> [GIVEN RECORDS]:
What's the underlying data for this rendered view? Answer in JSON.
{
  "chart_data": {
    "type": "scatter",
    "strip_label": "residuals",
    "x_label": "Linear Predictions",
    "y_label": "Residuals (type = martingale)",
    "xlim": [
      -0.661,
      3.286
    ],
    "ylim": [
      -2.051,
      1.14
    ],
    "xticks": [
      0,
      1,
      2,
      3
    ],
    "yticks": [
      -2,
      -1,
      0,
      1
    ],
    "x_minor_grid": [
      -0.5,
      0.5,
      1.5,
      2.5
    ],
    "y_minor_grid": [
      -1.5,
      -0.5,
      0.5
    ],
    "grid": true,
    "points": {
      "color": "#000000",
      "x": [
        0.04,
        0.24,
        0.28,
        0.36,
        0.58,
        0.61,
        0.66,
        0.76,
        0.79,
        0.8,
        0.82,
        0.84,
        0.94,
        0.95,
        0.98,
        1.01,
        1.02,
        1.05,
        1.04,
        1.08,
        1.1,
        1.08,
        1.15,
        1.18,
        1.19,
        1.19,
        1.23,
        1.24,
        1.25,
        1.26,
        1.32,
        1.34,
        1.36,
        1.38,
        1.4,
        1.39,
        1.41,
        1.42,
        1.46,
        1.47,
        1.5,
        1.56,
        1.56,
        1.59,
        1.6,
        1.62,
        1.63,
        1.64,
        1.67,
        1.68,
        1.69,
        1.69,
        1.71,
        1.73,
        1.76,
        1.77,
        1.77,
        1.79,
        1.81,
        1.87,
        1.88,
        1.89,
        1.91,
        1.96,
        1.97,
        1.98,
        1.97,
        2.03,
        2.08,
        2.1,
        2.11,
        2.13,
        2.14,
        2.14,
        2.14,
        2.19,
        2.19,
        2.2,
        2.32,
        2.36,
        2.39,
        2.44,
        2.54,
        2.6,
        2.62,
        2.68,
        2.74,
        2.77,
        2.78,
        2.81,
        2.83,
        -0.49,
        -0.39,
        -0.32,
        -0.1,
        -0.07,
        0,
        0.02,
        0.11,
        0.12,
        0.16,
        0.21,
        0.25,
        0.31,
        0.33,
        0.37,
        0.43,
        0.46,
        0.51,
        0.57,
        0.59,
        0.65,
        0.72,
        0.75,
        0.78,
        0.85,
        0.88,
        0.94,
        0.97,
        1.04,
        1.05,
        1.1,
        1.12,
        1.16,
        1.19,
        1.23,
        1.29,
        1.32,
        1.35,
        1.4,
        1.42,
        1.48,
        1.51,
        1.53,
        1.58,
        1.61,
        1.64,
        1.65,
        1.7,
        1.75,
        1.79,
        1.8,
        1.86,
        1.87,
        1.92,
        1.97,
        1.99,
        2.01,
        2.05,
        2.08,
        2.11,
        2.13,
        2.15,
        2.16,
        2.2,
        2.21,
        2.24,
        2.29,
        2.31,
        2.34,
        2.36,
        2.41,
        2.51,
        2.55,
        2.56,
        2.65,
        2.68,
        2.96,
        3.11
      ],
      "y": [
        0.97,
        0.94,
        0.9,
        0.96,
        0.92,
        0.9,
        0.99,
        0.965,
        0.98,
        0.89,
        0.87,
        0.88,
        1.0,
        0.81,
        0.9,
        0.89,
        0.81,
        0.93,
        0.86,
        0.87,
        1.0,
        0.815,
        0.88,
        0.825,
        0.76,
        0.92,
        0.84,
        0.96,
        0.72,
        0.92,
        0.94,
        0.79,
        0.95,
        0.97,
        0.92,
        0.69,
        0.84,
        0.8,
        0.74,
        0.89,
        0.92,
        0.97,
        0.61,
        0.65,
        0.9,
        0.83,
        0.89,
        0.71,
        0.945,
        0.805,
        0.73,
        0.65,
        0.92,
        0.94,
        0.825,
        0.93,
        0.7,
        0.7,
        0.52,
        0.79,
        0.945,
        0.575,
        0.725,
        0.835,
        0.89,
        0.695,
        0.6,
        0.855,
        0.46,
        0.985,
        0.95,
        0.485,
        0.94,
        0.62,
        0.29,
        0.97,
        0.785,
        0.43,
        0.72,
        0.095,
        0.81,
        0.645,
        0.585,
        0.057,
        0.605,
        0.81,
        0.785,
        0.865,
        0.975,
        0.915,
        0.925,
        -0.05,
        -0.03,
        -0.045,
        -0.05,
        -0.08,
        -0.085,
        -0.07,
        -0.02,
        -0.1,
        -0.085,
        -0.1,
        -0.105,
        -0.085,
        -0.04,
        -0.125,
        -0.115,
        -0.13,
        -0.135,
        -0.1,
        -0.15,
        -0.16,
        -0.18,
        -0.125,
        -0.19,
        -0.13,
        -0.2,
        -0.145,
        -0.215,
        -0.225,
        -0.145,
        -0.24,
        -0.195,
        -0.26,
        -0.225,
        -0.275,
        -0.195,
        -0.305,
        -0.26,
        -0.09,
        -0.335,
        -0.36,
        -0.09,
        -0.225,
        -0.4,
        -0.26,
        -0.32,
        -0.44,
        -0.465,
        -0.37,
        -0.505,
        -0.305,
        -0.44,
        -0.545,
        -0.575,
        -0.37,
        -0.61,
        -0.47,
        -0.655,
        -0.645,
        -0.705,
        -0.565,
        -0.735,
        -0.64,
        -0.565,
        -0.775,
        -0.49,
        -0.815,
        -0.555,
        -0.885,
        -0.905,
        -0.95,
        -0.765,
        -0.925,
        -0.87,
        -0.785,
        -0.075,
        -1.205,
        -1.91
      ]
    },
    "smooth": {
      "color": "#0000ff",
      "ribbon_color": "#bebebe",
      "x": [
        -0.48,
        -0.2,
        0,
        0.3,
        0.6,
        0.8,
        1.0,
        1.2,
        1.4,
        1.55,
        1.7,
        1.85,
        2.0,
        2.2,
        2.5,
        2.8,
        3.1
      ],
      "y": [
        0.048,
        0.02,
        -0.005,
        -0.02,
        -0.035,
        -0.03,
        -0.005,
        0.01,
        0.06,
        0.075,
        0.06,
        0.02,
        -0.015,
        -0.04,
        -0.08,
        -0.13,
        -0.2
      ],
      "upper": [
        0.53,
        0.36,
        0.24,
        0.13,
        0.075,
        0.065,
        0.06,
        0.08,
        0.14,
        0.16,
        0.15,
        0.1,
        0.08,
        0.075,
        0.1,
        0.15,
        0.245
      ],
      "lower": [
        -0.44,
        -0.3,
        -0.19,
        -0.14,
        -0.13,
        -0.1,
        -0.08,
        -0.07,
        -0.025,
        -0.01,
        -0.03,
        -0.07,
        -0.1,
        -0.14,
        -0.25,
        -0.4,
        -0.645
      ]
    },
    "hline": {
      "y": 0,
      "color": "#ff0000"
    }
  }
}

> [SHORT TASK]: Select the lines that carry the string "type" and copy them.

> [SOLUTION TO THE PROBLEM]:
    "type": "scatter",
    "y_label": "Residuals (type = martingale)",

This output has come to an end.